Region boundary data

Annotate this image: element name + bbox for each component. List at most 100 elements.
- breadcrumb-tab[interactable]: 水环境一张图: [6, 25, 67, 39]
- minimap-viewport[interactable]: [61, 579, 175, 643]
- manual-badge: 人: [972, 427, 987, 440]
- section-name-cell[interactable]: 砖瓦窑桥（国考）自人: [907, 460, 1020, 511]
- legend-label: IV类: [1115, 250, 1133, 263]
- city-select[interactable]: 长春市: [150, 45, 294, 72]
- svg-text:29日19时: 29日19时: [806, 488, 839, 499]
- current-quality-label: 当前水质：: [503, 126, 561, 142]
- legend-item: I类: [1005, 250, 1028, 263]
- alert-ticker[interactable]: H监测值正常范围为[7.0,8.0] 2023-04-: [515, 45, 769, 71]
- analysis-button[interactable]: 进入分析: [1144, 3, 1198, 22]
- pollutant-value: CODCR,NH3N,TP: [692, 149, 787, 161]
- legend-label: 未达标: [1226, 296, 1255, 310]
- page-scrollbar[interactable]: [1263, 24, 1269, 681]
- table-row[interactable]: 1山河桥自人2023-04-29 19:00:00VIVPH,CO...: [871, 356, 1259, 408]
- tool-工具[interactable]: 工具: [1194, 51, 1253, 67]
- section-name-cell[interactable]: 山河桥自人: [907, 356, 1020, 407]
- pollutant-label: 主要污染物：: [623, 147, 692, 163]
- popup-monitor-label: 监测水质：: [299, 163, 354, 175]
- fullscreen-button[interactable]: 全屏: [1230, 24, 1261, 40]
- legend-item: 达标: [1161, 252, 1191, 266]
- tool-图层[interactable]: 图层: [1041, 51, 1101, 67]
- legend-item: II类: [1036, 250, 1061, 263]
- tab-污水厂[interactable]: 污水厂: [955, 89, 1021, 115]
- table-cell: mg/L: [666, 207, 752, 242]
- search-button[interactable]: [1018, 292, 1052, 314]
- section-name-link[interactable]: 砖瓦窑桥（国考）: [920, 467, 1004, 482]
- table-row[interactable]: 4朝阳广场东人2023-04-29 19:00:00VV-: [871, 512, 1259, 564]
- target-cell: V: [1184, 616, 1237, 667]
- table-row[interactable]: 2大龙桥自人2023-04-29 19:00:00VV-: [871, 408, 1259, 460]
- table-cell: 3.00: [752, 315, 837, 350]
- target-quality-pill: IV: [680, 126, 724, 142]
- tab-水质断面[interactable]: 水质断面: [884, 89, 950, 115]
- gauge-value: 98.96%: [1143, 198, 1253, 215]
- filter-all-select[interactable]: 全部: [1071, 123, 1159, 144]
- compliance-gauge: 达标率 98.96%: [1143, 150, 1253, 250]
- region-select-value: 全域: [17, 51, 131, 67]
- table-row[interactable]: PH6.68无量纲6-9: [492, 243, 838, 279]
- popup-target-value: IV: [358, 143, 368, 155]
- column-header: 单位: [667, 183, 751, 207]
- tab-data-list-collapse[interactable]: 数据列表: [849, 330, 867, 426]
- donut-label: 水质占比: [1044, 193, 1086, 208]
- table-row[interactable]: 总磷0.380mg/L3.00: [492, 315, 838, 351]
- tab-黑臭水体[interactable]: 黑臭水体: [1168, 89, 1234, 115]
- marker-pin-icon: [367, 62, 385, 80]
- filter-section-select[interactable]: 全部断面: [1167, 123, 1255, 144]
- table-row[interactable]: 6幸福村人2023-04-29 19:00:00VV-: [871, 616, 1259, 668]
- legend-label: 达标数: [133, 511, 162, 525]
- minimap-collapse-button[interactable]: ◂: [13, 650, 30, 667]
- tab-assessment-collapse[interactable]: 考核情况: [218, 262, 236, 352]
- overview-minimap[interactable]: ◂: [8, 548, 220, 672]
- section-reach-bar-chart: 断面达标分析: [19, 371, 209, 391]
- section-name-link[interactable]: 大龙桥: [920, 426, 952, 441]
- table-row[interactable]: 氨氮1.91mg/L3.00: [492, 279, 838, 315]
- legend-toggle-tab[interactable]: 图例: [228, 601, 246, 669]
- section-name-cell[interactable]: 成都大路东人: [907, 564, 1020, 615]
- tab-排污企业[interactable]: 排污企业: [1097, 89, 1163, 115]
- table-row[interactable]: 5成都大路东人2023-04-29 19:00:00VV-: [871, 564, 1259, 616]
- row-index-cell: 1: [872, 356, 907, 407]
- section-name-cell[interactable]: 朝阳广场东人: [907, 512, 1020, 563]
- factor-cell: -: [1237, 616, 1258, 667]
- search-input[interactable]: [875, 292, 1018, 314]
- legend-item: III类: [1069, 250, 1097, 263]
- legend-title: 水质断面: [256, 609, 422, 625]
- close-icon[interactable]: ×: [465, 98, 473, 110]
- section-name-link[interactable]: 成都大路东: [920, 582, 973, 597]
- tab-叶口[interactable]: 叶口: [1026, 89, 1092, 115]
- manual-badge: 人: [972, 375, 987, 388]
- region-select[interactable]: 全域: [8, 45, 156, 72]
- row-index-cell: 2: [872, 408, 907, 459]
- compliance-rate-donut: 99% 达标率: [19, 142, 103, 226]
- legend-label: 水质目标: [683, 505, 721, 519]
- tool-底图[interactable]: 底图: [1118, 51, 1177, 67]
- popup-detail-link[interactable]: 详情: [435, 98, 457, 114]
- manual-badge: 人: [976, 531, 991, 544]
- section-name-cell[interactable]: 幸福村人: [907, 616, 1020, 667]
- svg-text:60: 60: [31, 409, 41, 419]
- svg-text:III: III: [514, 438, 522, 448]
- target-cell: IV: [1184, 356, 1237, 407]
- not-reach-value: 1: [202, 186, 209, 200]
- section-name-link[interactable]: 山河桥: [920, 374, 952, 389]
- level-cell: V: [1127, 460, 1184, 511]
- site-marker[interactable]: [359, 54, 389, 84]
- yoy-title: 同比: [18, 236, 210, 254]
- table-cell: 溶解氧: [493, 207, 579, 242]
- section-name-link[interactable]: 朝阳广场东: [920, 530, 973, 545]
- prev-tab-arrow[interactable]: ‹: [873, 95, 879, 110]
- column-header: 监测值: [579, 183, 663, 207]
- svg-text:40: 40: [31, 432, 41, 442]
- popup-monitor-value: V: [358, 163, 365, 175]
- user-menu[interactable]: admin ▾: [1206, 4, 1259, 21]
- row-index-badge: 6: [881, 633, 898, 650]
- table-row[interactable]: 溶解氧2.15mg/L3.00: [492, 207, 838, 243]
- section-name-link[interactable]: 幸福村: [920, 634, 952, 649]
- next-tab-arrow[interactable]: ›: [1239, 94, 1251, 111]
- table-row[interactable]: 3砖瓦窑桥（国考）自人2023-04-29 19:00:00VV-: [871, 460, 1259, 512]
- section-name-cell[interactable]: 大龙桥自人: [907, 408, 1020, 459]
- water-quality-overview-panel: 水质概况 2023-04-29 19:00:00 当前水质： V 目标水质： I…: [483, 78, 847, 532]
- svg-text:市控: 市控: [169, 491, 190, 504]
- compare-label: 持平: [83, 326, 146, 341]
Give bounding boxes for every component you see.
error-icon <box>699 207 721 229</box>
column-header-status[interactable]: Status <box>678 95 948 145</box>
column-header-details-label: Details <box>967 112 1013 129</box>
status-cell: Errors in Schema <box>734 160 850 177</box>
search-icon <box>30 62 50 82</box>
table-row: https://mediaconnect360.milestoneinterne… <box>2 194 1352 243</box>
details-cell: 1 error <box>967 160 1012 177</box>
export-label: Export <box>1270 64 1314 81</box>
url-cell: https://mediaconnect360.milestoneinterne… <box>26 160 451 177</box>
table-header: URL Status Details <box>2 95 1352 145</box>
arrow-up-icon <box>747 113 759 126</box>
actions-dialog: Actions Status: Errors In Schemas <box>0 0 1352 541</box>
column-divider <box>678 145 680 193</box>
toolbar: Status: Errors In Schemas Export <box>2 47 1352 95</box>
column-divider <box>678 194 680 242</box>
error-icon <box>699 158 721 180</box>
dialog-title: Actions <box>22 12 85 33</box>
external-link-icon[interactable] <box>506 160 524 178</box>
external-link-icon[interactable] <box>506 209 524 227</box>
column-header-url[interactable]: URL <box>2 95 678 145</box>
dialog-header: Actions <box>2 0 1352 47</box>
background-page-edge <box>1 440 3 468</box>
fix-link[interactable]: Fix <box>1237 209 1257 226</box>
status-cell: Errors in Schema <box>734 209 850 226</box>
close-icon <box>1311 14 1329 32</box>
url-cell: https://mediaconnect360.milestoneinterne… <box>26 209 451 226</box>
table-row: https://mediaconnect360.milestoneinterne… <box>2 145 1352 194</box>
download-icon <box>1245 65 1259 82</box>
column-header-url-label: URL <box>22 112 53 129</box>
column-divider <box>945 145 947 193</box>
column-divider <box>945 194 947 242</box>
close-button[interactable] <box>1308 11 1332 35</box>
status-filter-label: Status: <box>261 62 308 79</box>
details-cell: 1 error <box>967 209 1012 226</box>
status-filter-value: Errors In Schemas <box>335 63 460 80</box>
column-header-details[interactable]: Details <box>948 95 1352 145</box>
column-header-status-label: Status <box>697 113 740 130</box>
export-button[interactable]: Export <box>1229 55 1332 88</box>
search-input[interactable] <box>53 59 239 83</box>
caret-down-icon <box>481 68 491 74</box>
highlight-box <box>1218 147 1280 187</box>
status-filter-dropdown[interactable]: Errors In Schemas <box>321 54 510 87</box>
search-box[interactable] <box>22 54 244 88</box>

Problem to solve — Pull out every row above that contains the word "page", and copy each of those rows in full.

Response for this exercise —
- page-scrollbar[interactable]: [1263, 24, 1269, 681]
background-page-edge <box>1 440 3 468</box>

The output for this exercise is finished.